*Exercise requirements*
Please retype the records below exactly, leaving out any pictures.

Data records
● ● ●

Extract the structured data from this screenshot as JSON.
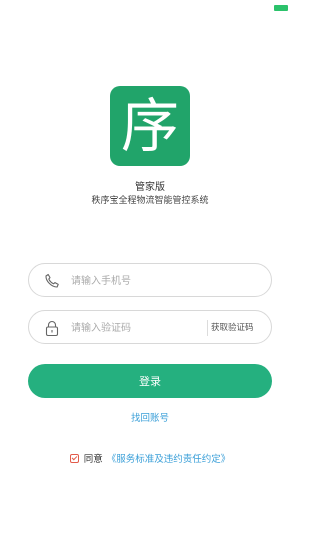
{
  "logo": {
    "char": "序",
    "color": "#21a46a"
  },
  "edition": "管家版",
  "subtitle": "秩序宝全程物流智能管控系统",
  "phone_field": {
    "placeholder": "请输入手机号",
    "value": "",
    "icon": "phone-icon"
  },
  "code_field": {
    "placeholder": "请输入验证码",
    "value": "",
    "icon": "lock-icon",
    "get_code_label": "获取验证码"
  },
  "login_button": {
    "label": "登录",
    "color": "#25b07f"
  },
  "recover_link": "找回账号",
  "agreement": {
    "checked": true,
    "prefix": "同意",
    "link_text": "《服务标准及违约责任约定》"
  },
  "colors": {
    "accent": "#25b07f",
    "link": "#3a9fd8",
    "checkbox": "#e25b4a",
    "battery": "#2bc26b"
  }
}
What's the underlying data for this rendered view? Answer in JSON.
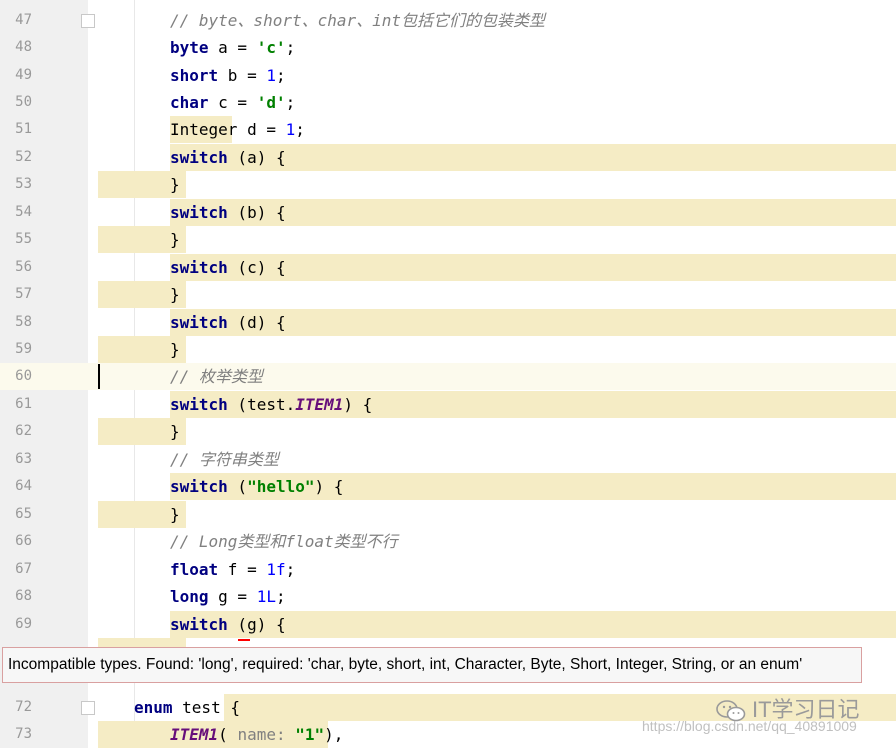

● ● ●

*The answer*
Extract the structured data from this screenshot as JSON.
{
  "logo": {
    "char": "序",
    "color": "#21a46a"
  },
  "edition": "管家版",
  "subtitle": "秩序宝全程物流智能管控系统",
  "phone_field": {
    "placeholder": "请输入手机号",
    "value": "",
    "icon": "phone-icon"
  },
  "code_field": {
    "placeholder": "请输入验证码",
    "value": "",
    "icon": "lock-icon",
    "get_code_label": "获取验证码"
  },
  "login_button": {
    "label": "登录",
    "color": "#25b07f"
  },
  "recover_link": "找回账号",
  "agreement": {
    "checked": true,
    "prefix": "同意",
    "link_text": "《服务标准及违约责任约定》"
  },
  "colors": {
    "accent": "#25b07f",
    "link": "#3a9fd8",
    "checkbox": "#e25b4a",
    "battery": "#2bc26b"
  }
}
What's the underlying data for this rendered view? Answer in JSON.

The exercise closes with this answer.